TASK DESCRIPTION: Format every line of the material below as a JSON list of strings, one string per line, and leave out any blank lines.

────────────────

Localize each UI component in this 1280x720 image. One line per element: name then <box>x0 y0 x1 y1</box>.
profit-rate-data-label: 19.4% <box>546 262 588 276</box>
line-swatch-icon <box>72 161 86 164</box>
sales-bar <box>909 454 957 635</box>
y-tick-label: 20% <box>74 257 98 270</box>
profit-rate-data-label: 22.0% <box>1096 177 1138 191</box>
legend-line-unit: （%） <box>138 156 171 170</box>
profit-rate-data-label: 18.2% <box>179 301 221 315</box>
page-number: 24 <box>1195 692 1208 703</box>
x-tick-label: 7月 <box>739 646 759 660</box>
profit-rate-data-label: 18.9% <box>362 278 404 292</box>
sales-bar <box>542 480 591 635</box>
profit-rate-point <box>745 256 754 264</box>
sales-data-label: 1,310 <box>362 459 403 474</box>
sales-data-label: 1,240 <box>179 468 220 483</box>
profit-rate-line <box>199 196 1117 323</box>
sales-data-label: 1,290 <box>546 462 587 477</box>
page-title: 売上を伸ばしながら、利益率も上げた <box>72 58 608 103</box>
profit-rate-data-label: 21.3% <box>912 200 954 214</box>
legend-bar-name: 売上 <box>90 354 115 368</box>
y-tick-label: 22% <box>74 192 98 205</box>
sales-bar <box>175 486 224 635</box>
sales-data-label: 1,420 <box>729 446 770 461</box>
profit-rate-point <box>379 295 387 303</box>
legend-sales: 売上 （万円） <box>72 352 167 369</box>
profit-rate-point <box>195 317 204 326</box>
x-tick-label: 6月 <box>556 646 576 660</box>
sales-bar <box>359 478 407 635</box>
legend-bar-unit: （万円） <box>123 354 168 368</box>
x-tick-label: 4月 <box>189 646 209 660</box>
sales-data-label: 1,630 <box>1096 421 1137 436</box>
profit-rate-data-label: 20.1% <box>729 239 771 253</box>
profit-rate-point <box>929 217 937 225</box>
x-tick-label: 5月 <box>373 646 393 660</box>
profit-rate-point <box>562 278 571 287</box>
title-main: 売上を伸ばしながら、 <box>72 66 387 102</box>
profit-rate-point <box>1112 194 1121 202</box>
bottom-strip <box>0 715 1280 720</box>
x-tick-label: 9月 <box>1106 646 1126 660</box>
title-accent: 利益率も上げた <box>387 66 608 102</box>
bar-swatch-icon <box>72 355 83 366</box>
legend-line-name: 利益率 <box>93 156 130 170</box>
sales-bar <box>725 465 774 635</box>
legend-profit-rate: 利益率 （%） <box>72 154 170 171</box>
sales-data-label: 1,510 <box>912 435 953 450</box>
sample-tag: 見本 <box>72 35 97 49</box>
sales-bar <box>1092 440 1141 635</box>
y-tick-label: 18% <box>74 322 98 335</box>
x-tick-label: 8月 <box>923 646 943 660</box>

────────────────

ANSWER TO THE EXERCISE:
[
  "Localize each UI component in this 1280x720 image. One line per element: name then <box>x0 y0 x1 y1</box>.",
  "profit-rate-data-label: 19.4% <box>546 262 588 276</box>",
  "line-swatch-icon <box>72 161 86 164</box>",
  "sales-bar <box>909 454 957 635</box>",
  "y-tick-label: 20% <box>74 257 98 270</box>",
  "profit-rate-data-label: 22.0% <box>1096 177 1138 191</box>",
  "legend-line-unit: （%） <box>138 156 171 170</box>",
  "profit-rate-data-label: 18.2% <box>179 301 221 315</box>",
  "page-number: 24 <box>1195 692 1208 703</box>",
  "x-tick-label: 7月 <box>739 646 759 660</box>",
  "profit-rate-data-label: 18.9% <box>362 278 404 292</box>",
  "sales-bar <box>542 480 591 635</box>",
  "profit-rate-point <box>745 256 754 264</box>",
  "sales-data-label: 1,310 <box>362 459 403 474</box>",
  "sales-data-label: 1,240 <box>179 468 220 483</box>",
  "profit-rate-line <box>199 196 1117 323</box>",
  "sales-data-label: 1,290 <box>546 462 587 477</box>",
  "page-title: 売上を伸ばしながら、利益率も上げた <box>72 58 608 103</box>",
  "profit-rate-data-label: 21.3% <box>912 200 954 214</box>",
  "legend-bar-name: 売上 <box>90 354 115 368</box>",
  "y-tick-label: 22% <box>74 192 98 205</box>",
  "sales-bar <box>175 486 224 635</box>",
  "sales-data-label: 1,420 <box>729 446 770 461</box>",
  "profit-rate-point <box>379 295 387 303</box>",
  "legend-sales: 売上 （万円） <box>72 352 167 369</box>",
  "profit-rate-point <box>195 317 204 326</box>",
  "x-tick-label: 6月 <box>556 646 576 660</box>",
  "sales-bar <box>359 478 407 635</box>",
  "legend-bar-unit: （万円） <box>123 354 168 368</box>",
  "x-tick-label: 4月 <box>189 646 209 660</box>",
  "sales-data-label: 1,630 <box>1096 421 1137 436</box>",
  "profit-rate-data-label: 20.1% <box>729 239 771 253</box>",
  "profit-rate-point <box>929 217 937 225</box>",
  "x-tick-label: 5月 <box>373 646 393 660</box>",
  "profit-rate-point <box>562 278 571 287</box>",
  "title-main: 売上を伸ばしながら、 <box>72 66 387 102</box>",
  "profit-rate-point <box>1112 194 1121 202</box>",
  "bottom-strip <box>0 715 1280 720</box>",
  "x-tick-label: 9月 <box>1106 646 1126 660</box>",
  "title-accent: 利益率も上げた <box>387 66 608 102</box>",
  "bar-swatch-icon <box>72 355 83 366</box>",
  "legend-line-name: 利益率 <box>93 156 130 170</box>",
  "sales-bar <box>725 465 774 635</box>",
  "legend-profit-rate: 利益率 （%） <box>72 154 170 171</box>",
  "sales-data-label: 1,510 <box>912 435 953 450</box>",
  "sample-tag: 見本 <box>72 35 97 49</box>",
  "sales-bar <box>1092 440 1141 635</box>",
  "y-tick-label: 18% <box>74 322 98 335</box>",
  "x-tick-label: 8月 <box>923 646 943 660</box>"
]